» Problem
From the listing below, return each line that includes "HIPÓTESIS".

» Working data
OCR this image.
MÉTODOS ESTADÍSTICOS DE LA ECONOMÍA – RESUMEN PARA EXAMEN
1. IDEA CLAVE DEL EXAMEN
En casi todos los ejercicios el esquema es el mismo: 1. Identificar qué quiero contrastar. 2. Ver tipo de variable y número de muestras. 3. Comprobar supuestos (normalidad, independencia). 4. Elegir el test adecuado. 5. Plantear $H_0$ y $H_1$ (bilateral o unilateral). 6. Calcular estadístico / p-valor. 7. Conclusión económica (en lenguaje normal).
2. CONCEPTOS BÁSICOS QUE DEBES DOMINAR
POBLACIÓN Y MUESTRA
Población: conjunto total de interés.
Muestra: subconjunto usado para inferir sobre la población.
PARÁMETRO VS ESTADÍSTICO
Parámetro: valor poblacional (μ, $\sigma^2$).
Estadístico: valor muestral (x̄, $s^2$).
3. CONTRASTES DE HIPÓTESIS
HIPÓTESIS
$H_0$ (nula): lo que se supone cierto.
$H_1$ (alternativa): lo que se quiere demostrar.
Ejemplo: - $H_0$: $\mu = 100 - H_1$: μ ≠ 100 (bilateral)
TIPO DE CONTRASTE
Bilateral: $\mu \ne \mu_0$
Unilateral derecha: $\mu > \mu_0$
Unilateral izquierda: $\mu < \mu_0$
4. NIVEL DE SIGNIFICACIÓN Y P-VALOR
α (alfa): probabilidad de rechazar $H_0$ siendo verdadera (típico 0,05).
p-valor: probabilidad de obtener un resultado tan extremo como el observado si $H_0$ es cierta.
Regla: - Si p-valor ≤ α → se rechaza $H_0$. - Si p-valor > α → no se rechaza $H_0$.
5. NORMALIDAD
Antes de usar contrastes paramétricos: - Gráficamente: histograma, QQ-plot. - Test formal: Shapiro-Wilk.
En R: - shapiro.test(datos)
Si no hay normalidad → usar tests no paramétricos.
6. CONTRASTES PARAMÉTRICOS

» Task response
3. CONTRASTES DE HIPÓTESIS
HIPÓTESIS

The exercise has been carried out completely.